▸ EXERCISE BRIEF
Locate each line of the material that contains "Major", then return it.

[Records excerpted from a collection]

== == ==

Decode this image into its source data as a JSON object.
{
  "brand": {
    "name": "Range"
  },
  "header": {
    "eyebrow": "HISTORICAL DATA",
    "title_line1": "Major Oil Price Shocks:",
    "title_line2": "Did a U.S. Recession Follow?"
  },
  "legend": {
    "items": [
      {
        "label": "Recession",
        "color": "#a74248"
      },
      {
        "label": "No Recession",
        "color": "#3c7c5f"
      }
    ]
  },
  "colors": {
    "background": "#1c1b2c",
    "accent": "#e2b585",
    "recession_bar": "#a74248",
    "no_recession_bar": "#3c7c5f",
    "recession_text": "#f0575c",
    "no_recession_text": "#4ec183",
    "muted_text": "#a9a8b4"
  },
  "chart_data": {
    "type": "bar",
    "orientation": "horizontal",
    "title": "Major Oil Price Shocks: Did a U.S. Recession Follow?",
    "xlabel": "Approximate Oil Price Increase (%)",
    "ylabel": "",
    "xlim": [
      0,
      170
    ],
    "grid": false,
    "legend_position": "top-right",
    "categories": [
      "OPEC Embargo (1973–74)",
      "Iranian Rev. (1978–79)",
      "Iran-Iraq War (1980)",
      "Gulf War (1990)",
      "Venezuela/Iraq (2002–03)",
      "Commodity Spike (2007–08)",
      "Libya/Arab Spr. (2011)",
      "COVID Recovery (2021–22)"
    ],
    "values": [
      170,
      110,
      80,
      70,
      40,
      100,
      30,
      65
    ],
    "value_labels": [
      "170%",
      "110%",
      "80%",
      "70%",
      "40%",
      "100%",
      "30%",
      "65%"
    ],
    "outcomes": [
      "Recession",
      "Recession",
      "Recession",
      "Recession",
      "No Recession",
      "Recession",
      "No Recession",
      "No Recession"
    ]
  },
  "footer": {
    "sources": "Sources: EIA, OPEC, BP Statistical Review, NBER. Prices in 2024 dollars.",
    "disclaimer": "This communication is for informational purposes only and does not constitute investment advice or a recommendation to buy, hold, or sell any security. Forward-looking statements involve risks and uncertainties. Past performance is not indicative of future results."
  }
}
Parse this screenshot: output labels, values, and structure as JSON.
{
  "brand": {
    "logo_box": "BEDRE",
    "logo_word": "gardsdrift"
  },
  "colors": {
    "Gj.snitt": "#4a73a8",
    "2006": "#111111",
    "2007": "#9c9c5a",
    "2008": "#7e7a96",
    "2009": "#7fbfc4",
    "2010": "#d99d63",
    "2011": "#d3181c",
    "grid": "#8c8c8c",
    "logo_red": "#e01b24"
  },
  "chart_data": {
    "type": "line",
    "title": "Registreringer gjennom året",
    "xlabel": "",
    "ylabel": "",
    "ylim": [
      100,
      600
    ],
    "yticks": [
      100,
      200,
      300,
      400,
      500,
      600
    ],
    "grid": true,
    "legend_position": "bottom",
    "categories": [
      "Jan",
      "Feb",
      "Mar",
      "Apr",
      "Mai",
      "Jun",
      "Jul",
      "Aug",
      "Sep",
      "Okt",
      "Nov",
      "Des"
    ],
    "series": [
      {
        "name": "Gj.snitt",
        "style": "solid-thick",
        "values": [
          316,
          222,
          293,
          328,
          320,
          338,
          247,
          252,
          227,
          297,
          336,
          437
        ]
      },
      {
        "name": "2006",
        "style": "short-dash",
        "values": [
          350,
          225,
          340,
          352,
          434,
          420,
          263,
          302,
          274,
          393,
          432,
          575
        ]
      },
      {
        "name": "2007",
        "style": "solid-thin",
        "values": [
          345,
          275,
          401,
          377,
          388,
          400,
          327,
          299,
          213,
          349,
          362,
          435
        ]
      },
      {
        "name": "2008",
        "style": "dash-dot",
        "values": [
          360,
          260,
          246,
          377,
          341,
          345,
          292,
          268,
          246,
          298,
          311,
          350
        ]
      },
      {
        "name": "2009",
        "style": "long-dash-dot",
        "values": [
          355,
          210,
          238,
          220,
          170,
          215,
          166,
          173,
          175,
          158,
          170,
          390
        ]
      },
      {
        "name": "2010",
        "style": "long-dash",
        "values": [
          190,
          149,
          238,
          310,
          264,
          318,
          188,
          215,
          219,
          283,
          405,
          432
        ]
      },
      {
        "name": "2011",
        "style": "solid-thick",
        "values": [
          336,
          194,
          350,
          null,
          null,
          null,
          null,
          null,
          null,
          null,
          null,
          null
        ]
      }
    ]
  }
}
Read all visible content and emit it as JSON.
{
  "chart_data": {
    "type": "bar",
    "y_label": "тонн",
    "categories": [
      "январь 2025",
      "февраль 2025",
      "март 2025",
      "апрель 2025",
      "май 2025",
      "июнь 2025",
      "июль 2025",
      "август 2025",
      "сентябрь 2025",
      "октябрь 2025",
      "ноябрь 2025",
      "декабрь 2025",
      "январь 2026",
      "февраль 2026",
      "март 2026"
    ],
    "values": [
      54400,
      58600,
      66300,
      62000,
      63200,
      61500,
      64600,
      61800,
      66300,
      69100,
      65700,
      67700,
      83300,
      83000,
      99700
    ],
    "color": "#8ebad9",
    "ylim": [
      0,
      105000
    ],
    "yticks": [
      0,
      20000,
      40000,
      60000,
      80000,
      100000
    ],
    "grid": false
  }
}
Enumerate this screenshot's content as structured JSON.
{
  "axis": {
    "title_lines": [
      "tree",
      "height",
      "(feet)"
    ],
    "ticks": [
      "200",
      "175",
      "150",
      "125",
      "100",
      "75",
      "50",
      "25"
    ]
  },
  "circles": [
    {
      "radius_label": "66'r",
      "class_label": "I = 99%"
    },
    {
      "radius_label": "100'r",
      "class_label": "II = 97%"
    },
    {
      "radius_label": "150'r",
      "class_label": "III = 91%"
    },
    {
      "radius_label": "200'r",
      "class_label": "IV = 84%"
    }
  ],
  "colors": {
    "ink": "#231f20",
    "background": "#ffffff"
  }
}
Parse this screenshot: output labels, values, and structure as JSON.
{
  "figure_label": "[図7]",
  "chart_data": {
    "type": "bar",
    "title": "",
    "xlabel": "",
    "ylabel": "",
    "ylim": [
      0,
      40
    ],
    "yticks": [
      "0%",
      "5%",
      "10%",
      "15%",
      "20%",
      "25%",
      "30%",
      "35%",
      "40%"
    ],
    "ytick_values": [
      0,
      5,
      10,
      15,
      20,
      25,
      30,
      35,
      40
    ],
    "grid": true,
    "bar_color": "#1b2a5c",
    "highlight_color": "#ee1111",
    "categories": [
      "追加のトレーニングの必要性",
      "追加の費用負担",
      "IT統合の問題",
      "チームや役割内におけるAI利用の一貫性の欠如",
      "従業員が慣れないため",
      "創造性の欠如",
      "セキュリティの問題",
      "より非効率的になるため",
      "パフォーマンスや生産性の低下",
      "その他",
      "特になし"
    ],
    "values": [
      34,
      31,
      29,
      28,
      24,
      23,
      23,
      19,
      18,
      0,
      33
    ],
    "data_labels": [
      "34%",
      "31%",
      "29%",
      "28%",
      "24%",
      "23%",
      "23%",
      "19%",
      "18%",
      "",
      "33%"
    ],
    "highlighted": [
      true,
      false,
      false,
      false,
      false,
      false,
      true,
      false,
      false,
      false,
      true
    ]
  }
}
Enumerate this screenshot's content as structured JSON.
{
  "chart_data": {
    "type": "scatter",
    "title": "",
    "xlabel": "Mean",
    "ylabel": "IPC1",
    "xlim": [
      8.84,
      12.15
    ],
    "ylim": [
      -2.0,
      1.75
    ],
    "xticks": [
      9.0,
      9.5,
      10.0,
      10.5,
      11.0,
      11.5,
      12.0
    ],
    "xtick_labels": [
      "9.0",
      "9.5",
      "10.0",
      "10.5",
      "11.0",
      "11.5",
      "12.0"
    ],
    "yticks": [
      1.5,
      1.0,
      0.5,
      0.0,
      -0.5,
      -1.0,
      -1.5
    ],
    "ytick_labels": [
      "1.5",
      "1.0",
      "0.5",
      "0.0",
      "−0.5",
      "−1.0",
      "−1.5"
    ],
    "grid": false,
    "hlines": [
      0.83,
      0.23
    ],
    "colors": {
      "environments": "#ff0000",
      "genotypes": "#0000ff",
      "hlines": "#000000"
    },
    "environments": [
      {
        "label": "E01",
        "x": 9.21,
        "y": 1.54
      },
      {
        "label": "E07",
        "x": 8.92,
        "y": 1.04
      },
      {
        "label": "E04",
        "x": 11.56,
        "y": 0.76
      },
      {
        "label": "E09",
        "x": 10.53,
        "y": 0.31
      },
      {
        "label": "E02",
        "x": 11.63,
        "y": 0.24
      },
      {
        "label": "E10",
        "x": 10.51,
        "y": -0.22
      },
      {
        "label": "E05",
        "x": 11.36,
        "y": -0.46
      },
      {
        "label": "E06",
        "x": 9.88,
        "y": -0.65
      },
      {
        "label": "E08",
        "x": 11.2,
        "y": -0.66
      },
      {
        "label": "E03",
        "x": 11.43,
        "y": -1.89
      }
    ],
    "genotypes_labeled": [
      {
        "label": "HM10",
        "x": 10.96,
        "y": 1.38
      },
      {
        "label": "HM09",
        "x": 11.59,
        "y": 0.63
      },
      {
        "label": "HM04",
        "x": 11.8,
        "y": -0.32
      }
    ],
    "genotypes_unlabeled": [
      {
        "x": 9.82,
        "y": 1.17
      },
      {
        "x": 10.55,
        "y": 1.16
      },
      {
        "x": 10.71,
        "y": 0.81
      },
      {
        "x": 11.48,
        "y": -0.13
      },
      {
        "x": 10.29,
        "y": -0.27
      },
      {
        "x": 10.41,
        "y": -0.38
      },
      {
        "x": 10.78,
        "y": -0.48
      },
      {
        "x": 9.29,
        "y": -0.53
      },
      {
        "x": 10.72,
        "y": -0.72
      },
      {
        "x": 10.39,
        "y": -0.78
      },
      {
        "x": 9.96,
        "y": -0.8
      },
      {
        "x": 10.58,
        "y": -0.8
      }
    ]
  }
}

== == ==

▸ RESULT FOR THIS EXERCISE
    "title_line1": "Major Oil Price Shocks:",
    "title": "Major Oil Price Shocks: Did a U.S. Recession Follow?",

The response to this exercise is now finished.